(Data items)

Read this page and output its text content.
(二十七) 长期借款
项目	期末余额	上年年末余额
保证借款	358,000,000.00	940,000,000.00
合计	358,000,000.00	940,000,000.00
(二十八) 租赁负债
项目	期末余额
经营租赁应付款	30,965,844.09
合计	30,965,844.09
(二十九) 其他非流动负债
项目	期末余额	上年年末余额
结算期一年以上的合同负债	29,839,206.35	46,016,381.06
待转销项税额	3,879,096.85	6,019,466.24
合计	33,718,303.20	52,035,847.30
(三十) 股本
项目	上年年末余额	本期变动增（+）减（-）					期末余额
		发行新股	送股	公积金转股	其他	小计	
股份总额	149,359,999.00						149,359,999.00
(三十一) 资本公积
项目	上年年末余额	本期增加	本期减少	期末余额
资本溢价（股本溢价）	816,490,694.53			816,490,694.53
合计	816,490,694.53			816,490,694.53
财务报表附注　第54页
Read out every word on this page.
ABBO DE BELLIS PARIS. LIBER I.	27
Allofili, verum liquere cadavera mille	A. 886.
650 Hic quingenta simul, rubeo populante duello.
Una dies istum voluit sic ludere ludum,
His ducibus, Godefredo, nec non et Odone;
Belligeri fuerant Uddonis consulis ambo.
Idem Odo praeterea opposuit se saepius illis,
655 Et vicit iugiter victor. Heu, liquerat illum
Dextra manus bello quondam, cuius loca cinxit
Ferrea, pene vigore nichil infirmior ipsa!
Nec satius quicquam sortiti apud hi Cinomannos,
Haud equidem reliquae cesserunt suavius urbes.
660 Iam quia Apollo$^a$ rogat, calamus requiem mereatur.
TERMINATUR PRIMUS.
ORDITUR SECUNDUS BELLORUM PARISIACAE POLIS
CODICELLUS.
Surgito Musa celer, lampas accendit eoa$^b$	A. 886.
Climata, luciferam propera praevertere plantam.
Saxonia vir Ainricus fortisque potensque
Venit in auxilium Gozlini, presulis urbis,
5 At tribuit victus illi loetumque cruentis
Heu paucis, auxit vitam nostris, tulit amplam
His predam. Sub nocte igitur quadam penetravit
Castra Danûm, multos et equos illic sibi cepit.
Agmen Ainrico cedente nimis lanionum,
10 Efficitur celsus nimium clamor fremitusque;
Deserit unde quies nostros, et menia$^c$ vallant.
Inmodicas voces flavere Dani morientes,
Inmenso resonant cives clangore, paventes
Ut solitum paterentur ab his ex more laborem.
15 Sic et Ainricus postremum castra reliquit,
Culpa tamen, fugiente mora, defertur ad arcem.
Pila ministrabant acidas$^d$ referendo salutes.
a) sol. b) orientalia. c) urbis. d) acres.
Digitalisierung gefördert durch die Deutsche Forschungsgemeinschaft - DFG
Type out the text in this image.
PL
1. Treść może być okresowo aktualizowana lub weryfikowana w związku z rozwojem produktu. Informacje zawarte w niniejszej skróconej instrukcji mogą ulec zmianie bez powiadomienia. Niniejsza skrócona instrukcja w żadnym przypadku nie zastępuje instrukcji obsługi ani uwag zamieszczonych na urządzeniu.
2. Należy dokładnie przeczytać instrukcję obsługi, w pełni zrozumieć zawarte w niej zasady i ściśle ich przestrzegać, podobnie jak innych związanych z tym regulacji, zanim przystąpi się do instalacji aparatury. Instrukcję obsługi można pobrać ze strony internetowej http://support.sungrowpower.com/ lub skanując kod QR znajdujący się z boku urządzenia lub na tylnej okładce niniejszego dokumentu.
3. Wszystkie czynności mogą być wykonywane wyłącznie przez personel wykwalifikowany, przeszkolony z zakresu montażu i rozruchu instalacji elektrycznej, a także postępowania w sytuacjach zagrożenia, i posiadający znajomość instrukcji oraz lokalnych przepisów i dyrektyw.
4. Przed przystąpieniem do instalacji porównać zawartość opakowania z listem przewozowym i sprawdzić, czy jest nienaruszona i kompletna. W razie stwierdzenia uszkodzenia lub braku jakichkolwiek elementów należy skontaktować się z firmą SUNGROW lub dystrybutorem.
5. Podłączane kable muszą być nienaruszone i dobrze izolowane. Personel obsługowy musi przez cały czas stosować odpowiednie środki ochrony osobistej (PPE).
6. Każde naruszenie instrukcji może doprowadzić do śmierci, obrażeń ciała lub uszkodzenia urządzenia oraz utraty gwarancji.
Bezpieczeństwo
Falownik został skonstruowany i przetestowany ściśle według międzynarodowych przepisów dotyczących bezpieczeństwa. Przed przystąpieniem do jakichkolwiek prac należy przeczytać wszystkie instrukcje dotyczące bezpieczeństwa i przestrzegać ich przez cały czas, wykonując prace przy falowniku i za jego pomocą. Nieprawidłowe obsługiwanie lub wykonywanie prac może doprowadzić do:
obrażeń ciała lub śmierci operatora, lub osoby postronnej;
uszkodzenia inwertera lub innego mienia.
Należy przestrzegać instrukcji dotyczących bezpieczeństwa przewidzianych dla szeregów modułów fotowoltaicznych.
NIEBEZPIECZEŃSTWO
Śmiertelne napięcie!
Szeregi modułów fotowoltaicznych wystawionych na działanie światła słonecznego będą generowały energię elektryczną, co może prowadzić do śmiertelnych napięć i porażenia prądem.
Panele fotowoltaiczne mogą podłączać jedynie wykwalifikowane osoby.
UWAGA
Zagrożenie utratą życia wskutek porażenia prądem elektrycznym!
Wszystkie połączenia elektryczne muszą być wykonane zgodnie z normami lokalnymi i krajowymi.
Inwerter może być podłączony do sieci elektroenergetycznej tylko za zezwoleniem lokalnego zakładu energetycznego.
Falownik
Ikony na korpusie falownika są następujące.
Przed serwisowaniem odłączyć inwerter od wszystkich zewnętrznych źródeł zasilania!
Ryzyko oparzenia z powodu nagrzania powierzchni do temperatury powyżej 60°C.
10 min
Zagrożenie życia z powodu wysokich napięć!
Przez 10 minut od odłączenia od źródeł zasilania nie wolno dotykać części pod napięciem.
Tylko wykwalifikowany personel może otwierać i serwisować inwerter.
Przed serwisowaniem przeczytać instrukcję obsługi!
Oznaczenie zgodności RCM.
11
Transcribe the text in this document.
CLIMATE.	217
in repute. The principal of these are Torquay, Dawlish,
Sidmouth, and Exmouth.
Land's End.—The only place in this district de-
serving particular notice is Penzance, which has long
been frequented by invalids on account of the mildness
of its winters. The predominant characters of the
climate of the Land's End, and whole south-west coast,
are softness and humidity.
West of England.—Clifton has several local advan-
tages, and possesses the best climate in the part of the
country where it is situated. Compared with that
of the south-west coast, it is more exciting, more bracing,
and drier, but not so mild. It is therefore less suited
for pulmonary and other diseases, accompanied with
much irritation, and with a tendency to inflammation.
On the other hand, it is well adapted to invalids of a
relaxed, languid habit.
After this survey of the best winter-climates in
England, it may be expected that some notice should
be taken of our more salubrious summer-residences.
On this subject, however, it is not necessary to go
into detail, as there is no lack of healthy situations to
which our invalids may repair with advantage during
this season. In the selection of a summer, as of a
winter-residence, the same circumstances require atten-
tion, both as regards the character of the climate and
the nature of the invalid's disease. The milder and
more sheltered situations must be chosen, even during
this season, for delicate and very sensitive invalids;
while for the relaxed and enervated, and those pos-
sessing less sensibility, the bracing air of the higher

** WRITTEN PROBLEM **
Print the whole listing exactly as it is.

** WORKED ANSWER **
Read this page and output its text content.
(二十七) 长期借款
项目	期末余额	上年年末余额
保证借款	358,000,000.00	940,000,000.00
合计	358,000,000.00	940,000,000.00
(二十八) 租赁负债
项目	期末余额
经营租赁应付款	30,965,844.09
合计	30,965,844.09
(二十九) 其他非流动负债
项目	期末余额	上年年末余额
结算期一年以上的合同负债	29,839,206.35	46,016,381.06
待转销项税额	3,879,096.85	6,019,466.24
合计	33,718,303.20	52,035,847.30
(三十) 股本
项目	上年年末余额	本期变动增（+）减（-）					期末余额
		发行新股	送股	公积金转股	其他	小计	
股份总额	149,359,999.00						149,359,999.00
(三十一) 资本公积
项目	上年年末余额	本期增加	本期减少	期末余额
资本溢价（股本溢价）	816,490,694.53			816,490,694.53
合计	816,490,694.53			816,490,694.53
财务报表附注　第54页
Read out every word on this page.
ABBO DE BELLIS PARIS. LIBER I.	27
Allofili, verum liquere cadavera mille	A. 886.
650 Hic quingenta simul, rubeo populante duello.
Una dies istum voluit sic ludere ludum,
His ducibus, Godefredo, nec non et Odone;
Belligeri fuerant Uddonis consulis ambo.
Idem Odo praeterea opposuit se saepius illis,
655 Et vicit iugiter victor. Heu, liquerat illum
Dextra manus bello quondam, cuius loca cinxit
Ferrea, pene vigore nichil infirmior ipsa!
Nec satius quicquam sortiti apud hi Cinomannos,
Haud equidem reliquae cesserunt suavius urbes.
660 Iam quia Apollo$^a$ rogat, calamus requiem mereatur.
TERMINATUR PRIMUS.
ORDITUR SECUNDUS BELLORUM PARISIACAE POLIS
CODICELLUS.
Surgito Musa celer, lampas accendit eoa$^b$	A. 886.
Climata, luciferam propera praevertere plantam.
Saxonia vir Ainricus fortisque potensque
Venit in auxilium Gozlini, presulis urbis,
5 At tribuit victus illi loetumque cruentis
Heu paucis, auxit vitam nostris, tulit amplam
His predam. Sub nocte igitur quadam penetravit
Castra Danûm, multos et equos illic sibi cepit.
Agmen Ainrico cedente nimis lanionum,
10 Efficitur celsus nimium clamor fremitusque;
Deserit unde quies nostros, et menia$^c$ vallant.
Inmodicas voces flavere Dani morientes,
Inmenso resonant cives clangore, paventes
Ut solitum paterentur ab his ex more laborem.
15 Sic et Ainricus postremum castra reliquit,
Culpa tamen, fugiente mora, defertur ad arcem.
Pila ministrabant acidas$^d$ referendo salutes.
a) sol. b) orientalia. c) urbis. d) acres.
Digitalisierung gefördert durch die Deutsche Forschungsgemeinschaft - DFG
Type out the text in this image.
PL
1. Treść może być okresowo aktualizowana lub weryfikowana w związku z rozwojem produktu. Informacje zawarte w niniejszej skróconej instrukcji mogą ulec zmianie bez powiadomienia. Niniejsza skrócona instrukcja w żadnym przypadku nie zastępuje instrukcji obsługi ani uwag zamieszczonych na urządzeniu.
2. Należy dokładnie przeczytać instrukcję obsługi, w pełni zrozumieć zawarte w niej zasady i ściśle ich przestrzegać, podobnie jak innych związanych z tym regulacji, zanim przystąpi się do instalacji aparatury. Instrukcję obsługi można pobrać ze strony internetowej http://support.sungrowpower.com/ lub skanując kod QR znajdujący się z boku urządzenia lub na tylnej okładce niniejszego dokumentu.
3. Wszystkie czynności mogą być wykonywane wyłącznie przez personel wykwalifikowany, przeszkolony z zakresu montażu i rozruchu instalacji elektrycznej, a także postępowania w sytuacjach zagrożenia, i posiadający znajomość instrukcji oraz lokalnych przepisów i dyrektyw.
4. Przed przystąpieniem do instalacji porównać zawartość opakowania z listem przewozowym i sprawdzić, czy jest nienaruszona i kompletna. W razie stwierdzenia uszkodzenia lub braku jakichkolwiek elementów należy skontaktować się z firmą SUNGROW lub dystrybutorem.
5. Podłączane kable muszą być nienaruszone i dobrze izolowane. Personel obsługowy musi przez cały czas stosować odpowiednie środki ochrony osobistej (PPE).
6. Każde naruszenie instrukcji może doprowadzić do śmierci, obrażeń ciała lub uszkodzenia urządzenia oraz utraty gwarancji.
Bezpieczeństwo
Falownik został skonstruowany i przetestowany ściśle według międzynarodowych przepisów dotyczących bezpieczeństwa. Przed przystąpieniem do jakichkolwiek prac należy przeczytać wszystkie instrukcje dotyczące bezpieczeństwa i przestrzegać ich przez cały czas, wykonując prace przy falowniku i za jego pomocą. Nieprawidłowe obsługiwanie lub wykonywanie prac może doprowadzić do:
obrażeń ciała lub śmierci operatora, lub osoby postronnej;
uszkodzenia inwertera lub innego mienia.
Należy przestrzegać instrukcji dotyczących bezpieczeństwa przewidzianych dla szeregów modułów fotowoltaicznych.
NIEBEZPIECZEŃSTWO
Śmiertelne napięcie!
Szeregi modułów fotowoltaicznych wystawionych na działanie światła słonecznego będą generowały energię elektryczną, co może prowadzić do śmiertelnych napięć i porażenia prądem.
Panele fotowoltaiczne mogą podłączać jedynie wykwalifikowane osoby.
UWAGA
Zagrożenie utratą życia wskutek porażenia prądem elektrycznym!
Wszystkie połączenia elektryczne muszą być wykonane zgodnie z normami lokalnymi i krajowymi.
Inwerter może być podłączony do sieci elektroenergetycznej tylko za zezwoleniem lokalnego zakładu energetycznego.
Falownik
Ikony na korpusie falownika są następujące.
Przed serwisowaniem odłączyć inwerter od wszystkich zewnętrznych źródeł zasilania!
Ryzyko oparzenia z powodu nagrzania powierzchni do temperatury powyżej 60°C.
10 min
Zagrożenie życia z powodu wysokich napięć!
Przez 10 minut od odłączenia od źródeł zasilania nie wolno dotykać części pod napięciem.
Tylko wykwalifikowany personel może otwierać i serwisować inwerter.
Przed serwisowaniem przeczytać instrukcję obsługi!
Oznaczenie zgodności RCM.
11
Transcribe the text in this document.
CLIMATE.	217
in repute. The principal of these are Torquay, Dawlish,
Sidmouth, and Exmouth.
Land's End.—The only place in this district de-
serving particular notice is Penzance, which has long
been frequented by invalids on account of the mildness
of its winters. The predominant characters of the
climate of the Land's End, and whole south-west coast,
are softness and humidity.
West of England.—Clifton has several local advan-
tages, and possesses the best climate in the part of the
country where it is situated. Compared with that
of the south-west coast, it is more exciting, more bracing,
and drier, but not so mild. It is therefore less suited
for pulmonary and other diseases, accompanied with
much irritation, and with a tendency to inflammation.
On the other hand, it is well adapted to invalids of a
relaxed, languid habit.
After this survey of the best winter-climates in
England, it may be expected that some notice should
be taken of our more salubrious summer-residences.
On this subject, however, it is not necessary to go
into detail, as there is no lack of healthy situations to
which our invalids may repair with advantage during
this season. In the selection of a summer, as of a
winter-residence, the same circumstances require atten-
tion, both as regards the character of the climate and
the nature of the invalid's disease. The milder and
more sheltered situations must be chosen, even during
this season, for delicate and very sensitive invalids;
while for the relaxed and enervated, and those pos-
sessing less sensibility, the bracing air of the higher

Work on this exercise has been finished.